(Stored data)
────────────────

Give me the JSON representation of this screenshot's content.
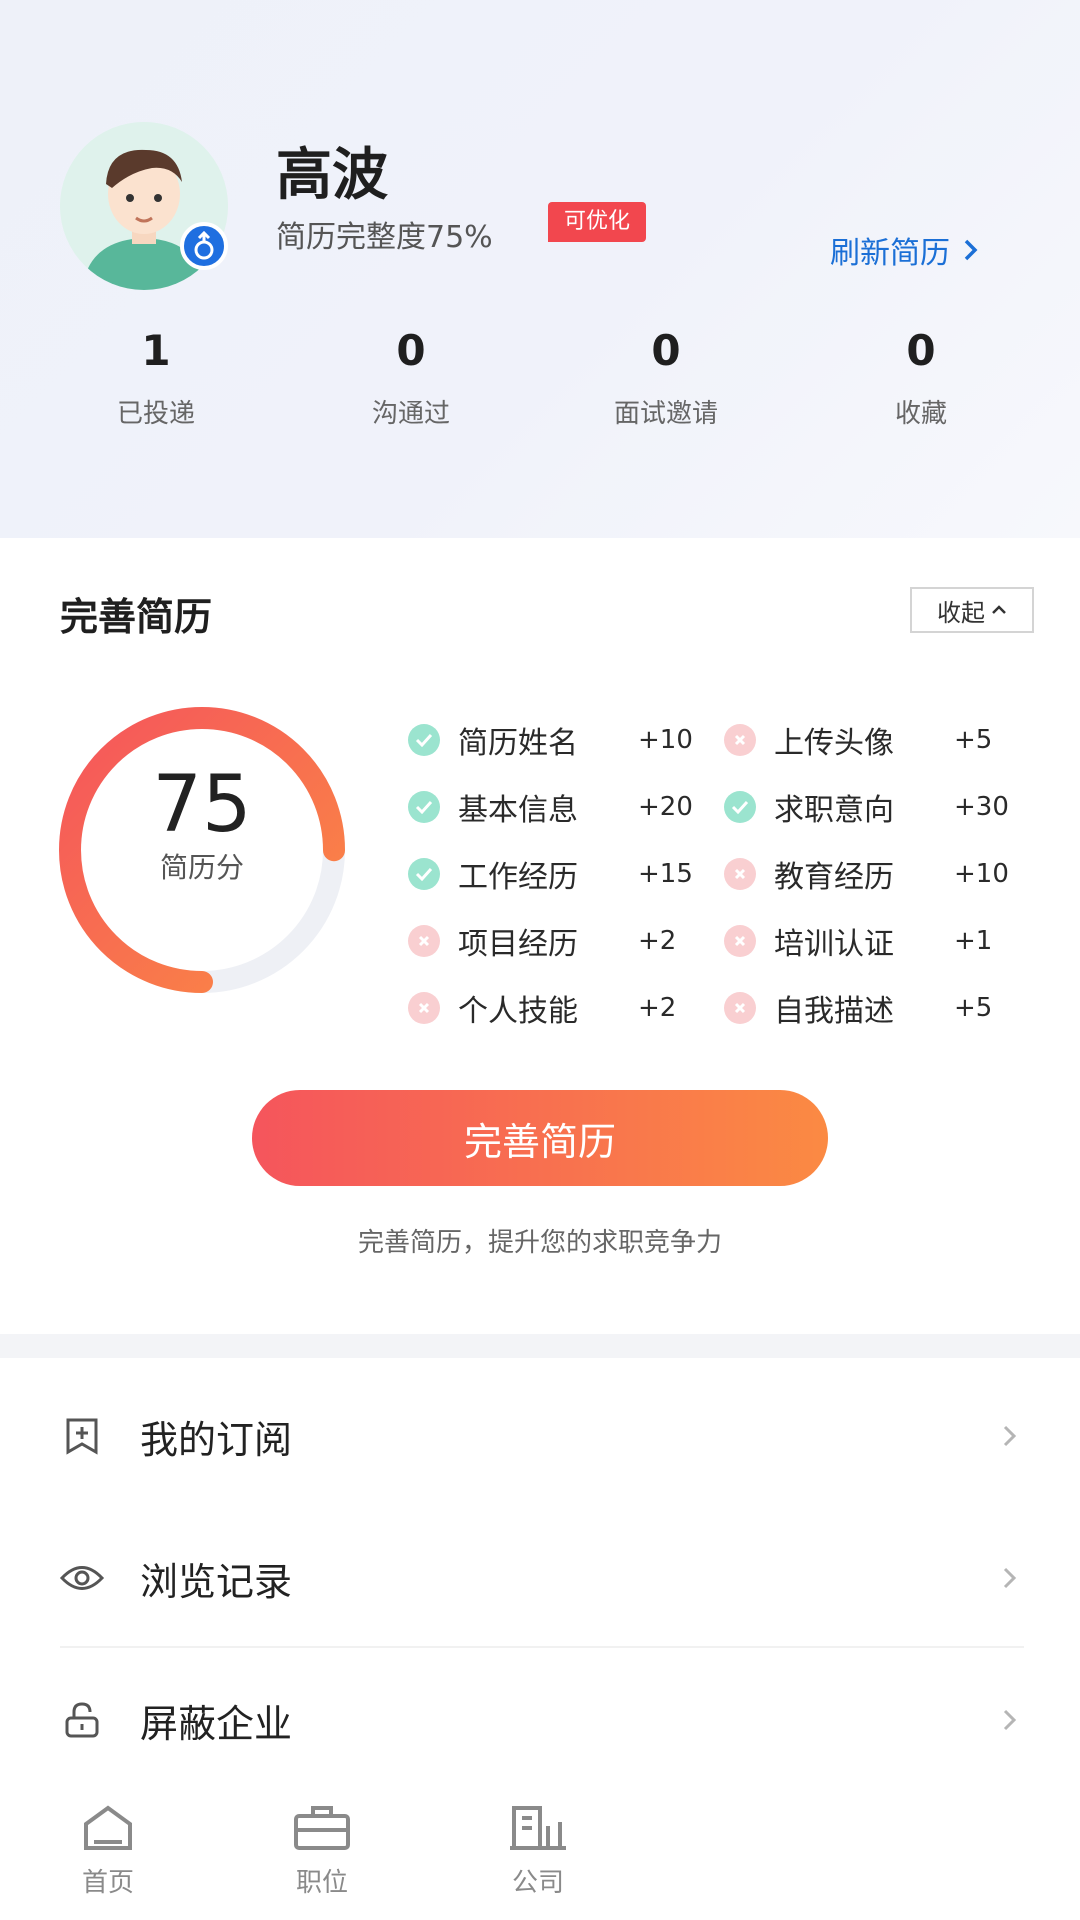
{
  "profile": {
    "name": "高波",
    "completeness": "简历完整度75%",
    "optimize_badge": "可优化",
    "refresh_label": "刷新简历"
  },
  "stats": [
    {
      "value": "1",
      "label": "已投递"
    },
    {
      "value": "0",
      "label": "沟通过"
    },
    {
      "value": "0",
      "label": "面试邀请"
    },
    {
      "value": "0",
      "label": "收藏"
    }
  ],
  "resume_card": {
    "title": "完善简历",
    "collapse_label": "收起",
    "score": "75",
    "score_label": "简历分",
    "score_fraction": 0.75,
    "items": [
      {
        "name": "简历姓名",
        "points": "+10",
        "done": true
      },
      {
        "name": "上传头像",
        "points": "+5",
        "done": false
      },
      {
        "name": "基本信息",
        "points": "+20",
        "done": true
      },
      {
        "name": "求职意向",
        "points": "+30",
        "done": true
      },
      {
        "name": "工作经历",
        "points": "+15",
        "done": true
      },
      {
        "name": "教育经历",
        "points": "+10",
        "done": false
      },
      {
        "name": "项目经历",
        "points": "+2",
        "done": false
      },
      {
        "name": "培训认证",
        "points": "+1",
        "done": false
      },
      {
        "name": "个人技能",
        "points": "+2",
        "done": false
      },
      {
        "name": "自我描述",
        "points": "+5",
        "done": false
      }
    ],
    "button_label": "完善简历",
    "tip": "完善简历，提升您的求职竞争力"
  },
  "menu": [
    {
      "label": "我的订阅",
      "icon": "bookmark-plus-icon"
    },
    {
      "label": "浏览记录",
      "icon": "eye-icon"
    },
    {
      "label": "屏蔽企业",
      "icon": "lock-icon"
    }
  ],
  "nav": [
    {
      "label": "首页",
      "icon": "home-icon"
    },
    {
      "label": "职位",
      "icon": "briefcase-icon"
    },
    {
      "label": "公司",
      "icon": "building-icon"
    }
  ],
  "colors": {
    "accent_blue": "#1b6fd6",
    "badge_red": "#f2474e",
    "gradient_start": "#f5555c",
    "gradient_end": "#fb8a43",
    "check_green": "#9be4cf",
    "cross_pink": "#f9cfd1"
  }
}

────────────────

Do not include the images; transcribe the rest of the listing exactly.

Give me the JSON representation of this screenshot's content.
{
  "profile": {
    "name": "高波",
    "completeness": "简历完整度75%",
    "optimize_badge": "可优化",
    "refresh_label": "刷新简历"
  },
  "stats": [
    {
      "value": "1",
      "label": "已投递"
    },
    {
      "value": "0",
      "label": "沟通过"
    },
    {
      "value": "0",
      "label": "面试邀请"
    },
    {
      "value": "0",
      "label": "收藏"
    }
  ],
  "resume_card": {
    "title": "完善简历",
    "collapse_label": "收起",
    "score": "75",
    "score_label": "简历分",
    "score_fraction": 0.75,
    "items": [
      {
        "name": "简历姓名",
        "points": "+10",
        "done": true
      },
      {
        "name": "上传头像",
        "points": "+5",
        "done": false
      },
      {
        "name": "基本信息",
        "points": "+20",
        "done": true
      },
      {
        "name": "求职意向",
        "points": "+30",
        "done": true
      },
      {
        "name": "工作经历",
        "points": "+15",
        "done": true
      },
      {
        "name": "教育经历",
        "points": "+10",
        "done": false
      },
      {
        "name": "项目经历",
        "points": "+2",
        "done": false
      },
      {
        "name": "培训认证",
        "points": "+1",
        "done": false
      },
      {
        "name": "个人技能",
        "points": "+2",
        "done": false
      },
      {
        "name": "自我描述",
        "points": "+5",
        "done": false
      }
    ],
    "button_label": "完善简历",
    "tip": "完善简历，提升您的求职竞争力"
  },
  "menu": [
    {
      "label": "我的订阅",
      "icon": "bookmark-plus-icon"
    },
    {
      "label": "浏览记录",
      "icon": "eye-icon"
    },
    {
      "label": "屏蔽企业",
      "icon": "lock-icon"
    }
  ],
  "nav": [
    {
      "label": "首页",
      "icon": "home-icon"
    },
    {
      "label": "职位",
      "icon": "briefcase-icon"
    },
    {
      "label": "公司",
      "icon": "building-icon"
    }
  ],
  "colors": {
    "accent_blue": "#1b6fd6",
    "badge_red": "#f2474e",
    "gradient_start": "#f5555c",
    "gradient_end": "#fb8a43",
    "check_green": "#9be4cf",
    "cross_pink": "#f9cfd1"
  }
}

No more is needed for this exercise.